Lines of data:
######
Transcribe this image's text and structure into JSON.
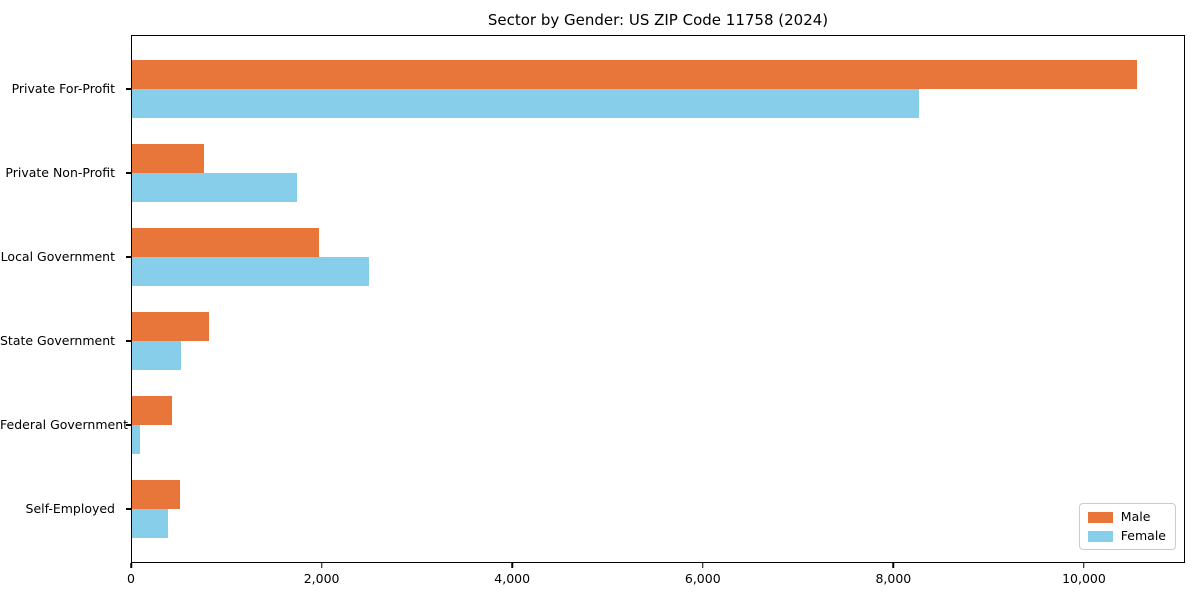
{
  "title": "Sector by Gender: US ZIP Code 11758 (2024)",
  "chart_data": {
    "type": "bar",
    "orientation": "horizontal",
    "title": "Sector by Gender: US ZIP Code 11758 (2024)",
    "categories": [
      "Private For-Profit",
      "Private Non-Profit",
      "Local Government",
      "State Government",
      "Federal Government",
      "Self-Employed"
    ],
    "series": [
      {
        "name": "Male",
        "color": "#E8763B",
        "values": [
          10550,
          760,
          1960,
          805,
          420,
          505
        ]
      },
      {
        "name": "Female",
        "color": "#87CEEB",
        "values": [
          8260,
          1730,
          2490,
          510,
          80,
          375
        ]
      }
    ],
    "xlabel": "",
    "ylabel": "",
    "xlim": [
      0,
      11060
    ],
    "x_ticks": [
      0,
      2000,
      4000,
      6000,
      8000,
      10000
    ],
    "x_tick_labels": [
      "0",
      "2,000",
      "4,000",
      "6,000",
      "8,000",
      "10,000"
    ],
    "grid": false,
    "legend_position": "lower right",
    "background_color": "#ffffff",
    "text_color": "#000000"
  }
}
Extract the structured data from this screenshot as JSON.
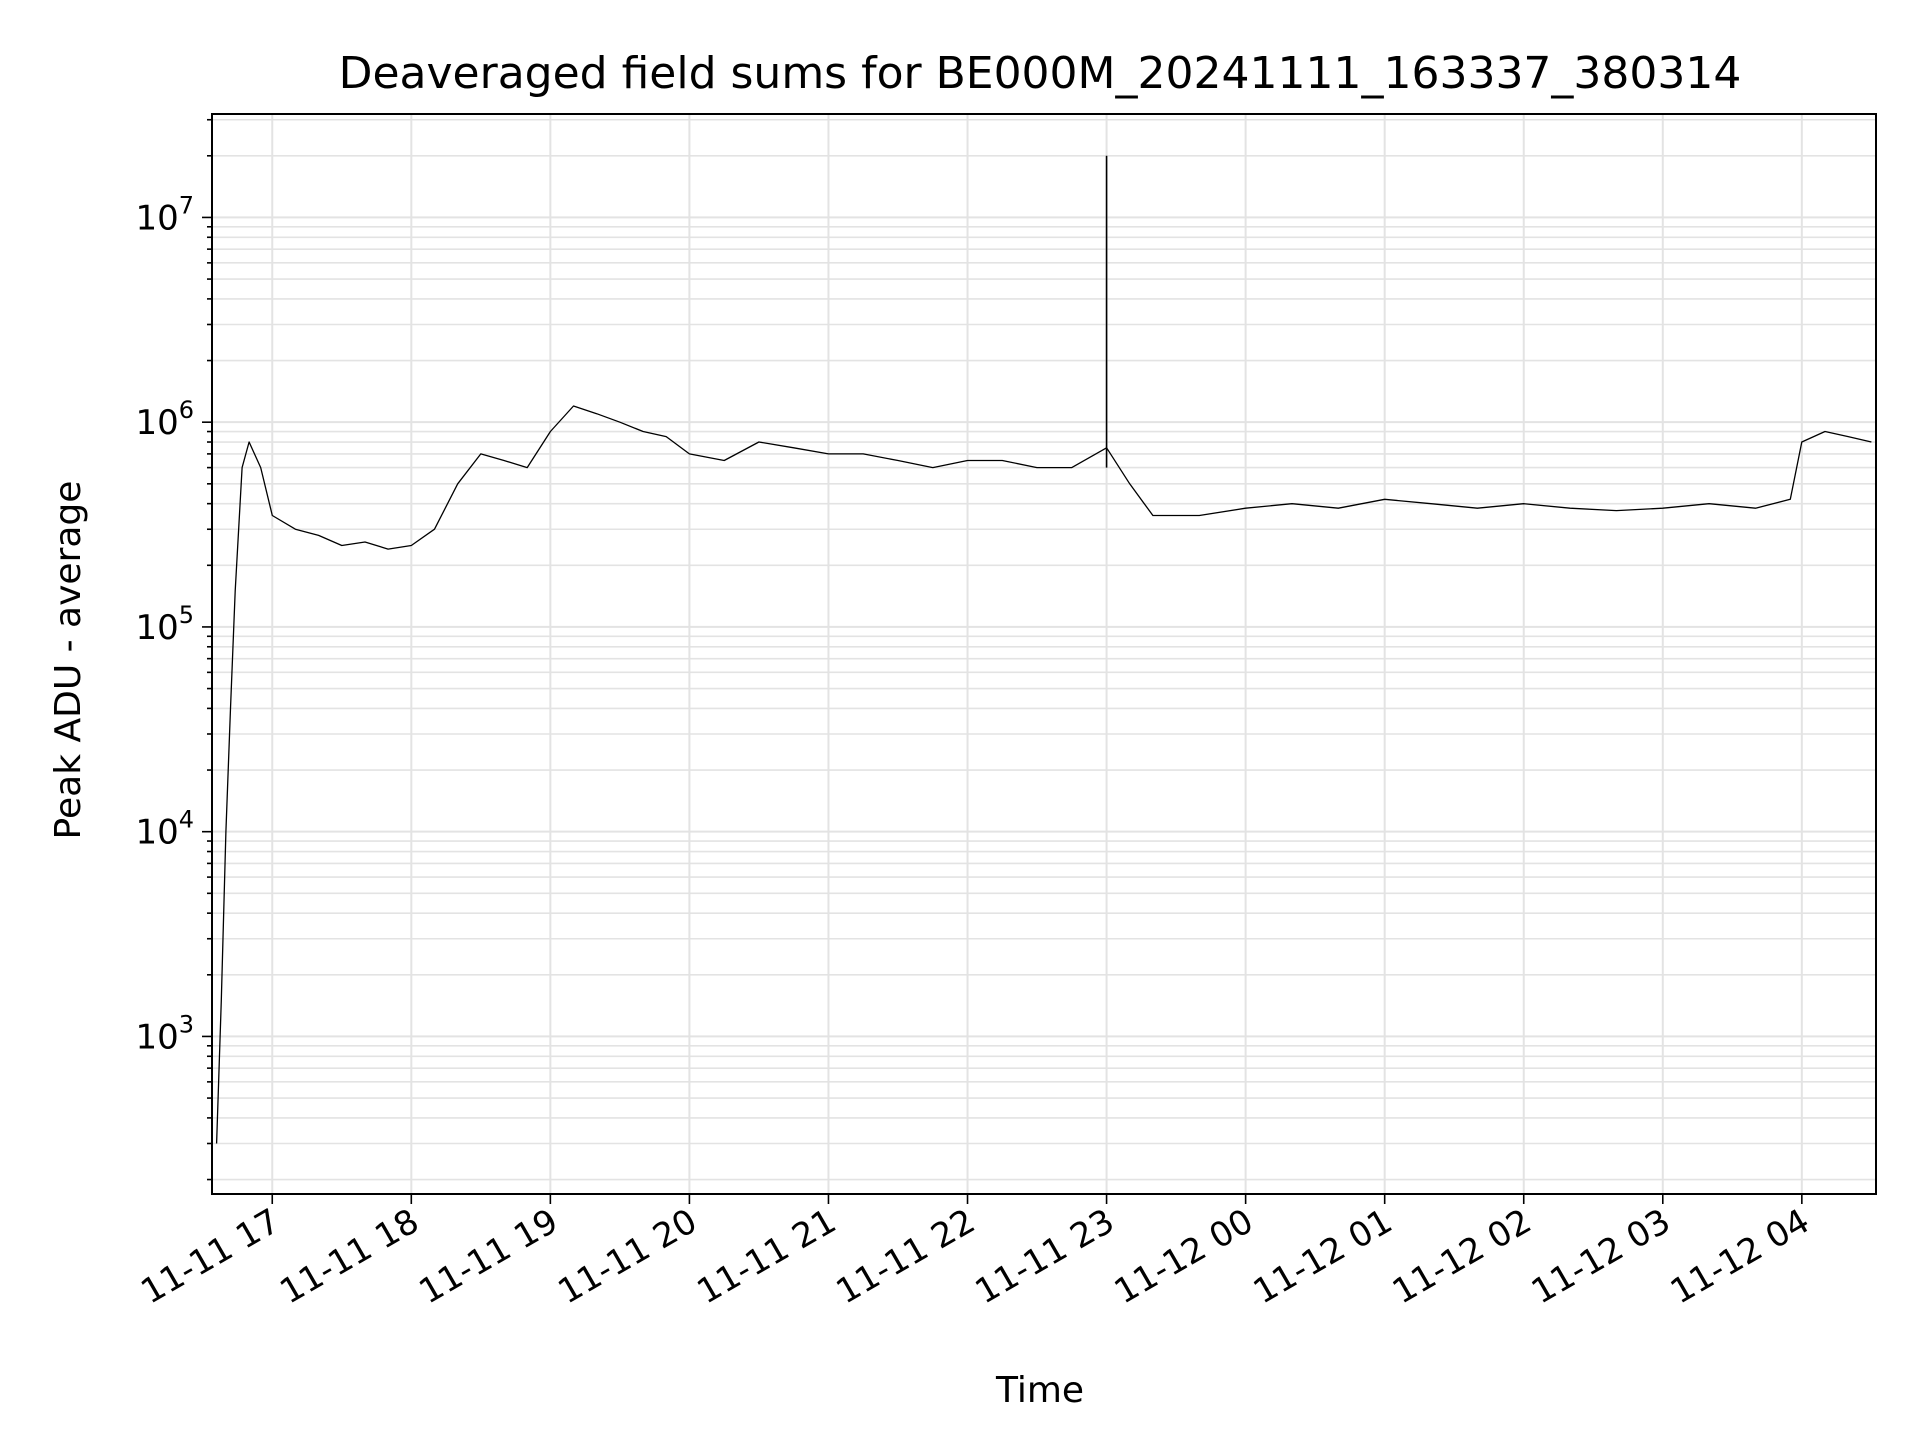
{
  "chart_data": {
    "type": "line",
    "title": "Deaveraged field sums for BE000M_20241111_163337_380314",
    "xlabel": "Time",
    "ylabel": "Peak ADU - average",
    "yscale": "log",
    "ylim": [
      170,
      32000000
    ],
    "xlim": [
      "2024-11-11 16:34",
      "2024-11-12 04:32"
    ],
    "grid": true,
    "line_color": "#000000",
    "x_ticks": [
      {
        "t": "2024-11-11 17:00",
        "label": "11-11 17"
      },
      {
        "t": "2024-11-11 18:00",
        "label": "11-11 18"
      },
      {
        "t": "2024-11-11 19:00",
        "label": "11-11 19"
      },
      {
        "t": "2024-11-11 20:00",
        "label": "11-11 20"
      },
      {
        "t": "2024-11-11 21:00",
        "label": "11-11 21"
      },
      {
        "t": "2024-11-11 22:00",
        "label": "11-11 22"
      },
      {
        "t": "2024-11-11 23:00",
        "label": "11-11 23"
      },
      {
        "t": "2024-11-12 00:00",
        "label": "11-12 00"
      },
      {
        "t": "2024-11-12 01:00",
        "label": "11-12 01"
      },
      {
        "t": "2024-11-12 02:00",
        "label": "11-12 02"
      },
      {
        "t": "2024-11-12 03:00",
        "label": "11-12 03"
      },
      {
        "t": "2024-11-12 04:00",
        "label": "11-12 04"
      }
    ],
    "y_ticks": [
      {
        "value": 1000,
        "base": "10",
        "exp": "3"
      },
      {
        "value": 10000,
        "base": "10",
        "exp": "4"
      },
      {
        "value": 100000,
        "base": "10",
        "exp": "5"
      },
      {
        "value": 1000000,
        "base": "10",
        "exp": "6"
      },
      {
        "value": 10000000,
        "base": "10",
        "exp": "7"
      }
    ],
    "series": [
      {
        "x": [
          "2024-11-11 16:36",
          "2024-11-11 16:38",
          "2024-11-11 16:40",
          "2024-11-11 16:42",
          "2024-11-11 16:44",
          "2024-11-11 16:47",
          "2024-11-11 16:50",
          "2024-11-11 16:55",
          "2024-11-11 17:00",
          "2024-11-11 17:10",
          "2024-11-11 17:20",
          "2024-11-11 17:30",
          "2024-11-11 17:40",
          "2024-11-11 17:50",
          "2024-11-11 18:00",
          "2024-11-11 18:10",
          "2024-11-11 18:20",
          "2024-11-11 18:30",
          "2024-11-11 18:40",
          "2024-11-11 18:50",
          "2024-11-11 19:00",
          "2024-11-11 19:10",
          "2024-11-11 19:20",
          "2024-11-11 19:30",
          "2024-11-11 19:40",
          "2024-11-11 19:50",
          "2024-11-11 20:00",
          "2024-11-11 20:15",
          "2024-11-11 20:30",
          "2024-11-11 20:45",
          "2024-11-11 21:00",
          "2024-11-11 21:15",
          "2024-11-11 21:30",
          "2024-11-11 21:45",
          "2024-11-11 22:00",
          "2024-11-11 22:15",
          "2024-11-11 22:30",
          "2024-11-11 22:45",
          "2024-11-11 23:00",
          "2024-11-11 23:10",
          "2024-11-11 23:20",
          "2024-11-11 23:40",
          "2024-11-12 00:00",
          "2024-11-12 00:20",
          "2024-11-12 00:40",
          "2024-11-12 01:00",
          "2024-11-12 01:20",
          "2024-11-12 01:40",
          "2024-11-12 02:00",
          "2024-11-12 02:20",
          "2024-11-12 02:40",
          "2024-11-12 03:00",
          "2024-11-12 03:20",
          "2024-11-12 03:40",
          "2024-11-12 03:55",
          "2024-11-12 04:00",
          "2024-11-12 04:10",
          "2024-11-12 04:20",
          "2024-11-12 04:30"
        ],
        "y": [
          300,
          1500,
          10000,
          40000,
          150000,
          600000,
          800000,
          600000,
          350000,
          300000,
          280000,
          250000,
          260000,
          240000,
          250000,
          300000,
          500000,
          700000,
          650000,
          600000,
          900000,
          1200000,
          1100000,
          1000000,
          900000,
          850000,
          700000,
          650000,
          800000,
          750000,
          700000,
          700000,
          650000,
          600000,
          650000,
          650000,
          600000,
          600000,
          750000,
          500000,
          350000,
          350000,
          380000,
          400000,
          380000,
          420000,
          400000,
          380000,
          400000,
          380000,
          370000,
          380000,
          400000,
          380000,
          420000,
          800000,
          900000,
          850000,
          800000
        ]
      }
    ],
    "annotations": [
      {
        "x": "2024-11-11 23:00",
        "y": 20000000,
        "note_type": "spike"
      }
    ]
  }
}
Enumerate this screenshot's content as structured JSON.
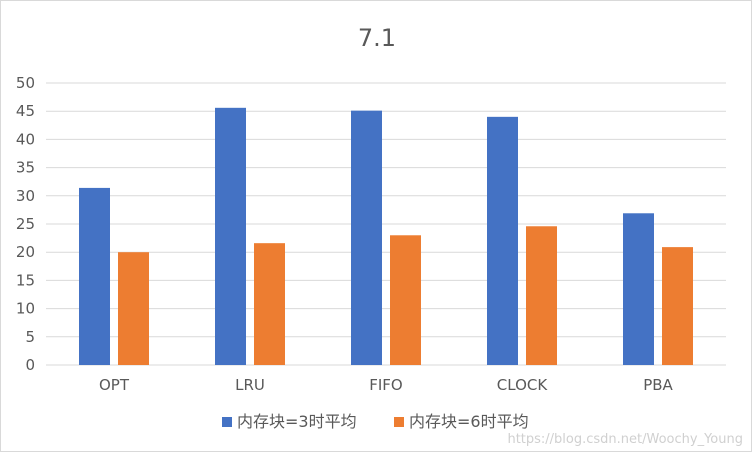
{
  "chart_data": {
    "type": "bar",
    "title": "7.1",
    "categories": [
      "OPT",
      "LRU",
      "FIFO",
      "CLOCK",
      "PBA"
    ],
    "series": [
      {
        "name": "内存块=3时平均",
        "values": [
          31.4,
          45.6,
          45.1,
          44.0,
          26.9
        ],
        "color": "#4472C4"
      },
      {
        "name": "内存块=6时平均",
        "values": [
          20.0,
          21.6,
          23.0,
          24.6,
          20.9
        ],
        "color": "#ED7D31"
      }
    ],
    "ylim": [
      0,
      50
    ],
    "yticks": [
      0,
      5,
      10,
      15,
      20,
      25,
      30,
      35,
      40,
      45,
      50
    ],
    "grid": true,
    "legend_position": "bottom",
    "xlabel": "",
    "ylabel": ""
  },
  "watermark": "https://blog.csdn.net/Woochy_Young"
}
######
## Your objective:
Report every line containing the word "Government" from the listing above.

## Answer to this task:
      "Local Government",
      "State Government",
      "Federal Government",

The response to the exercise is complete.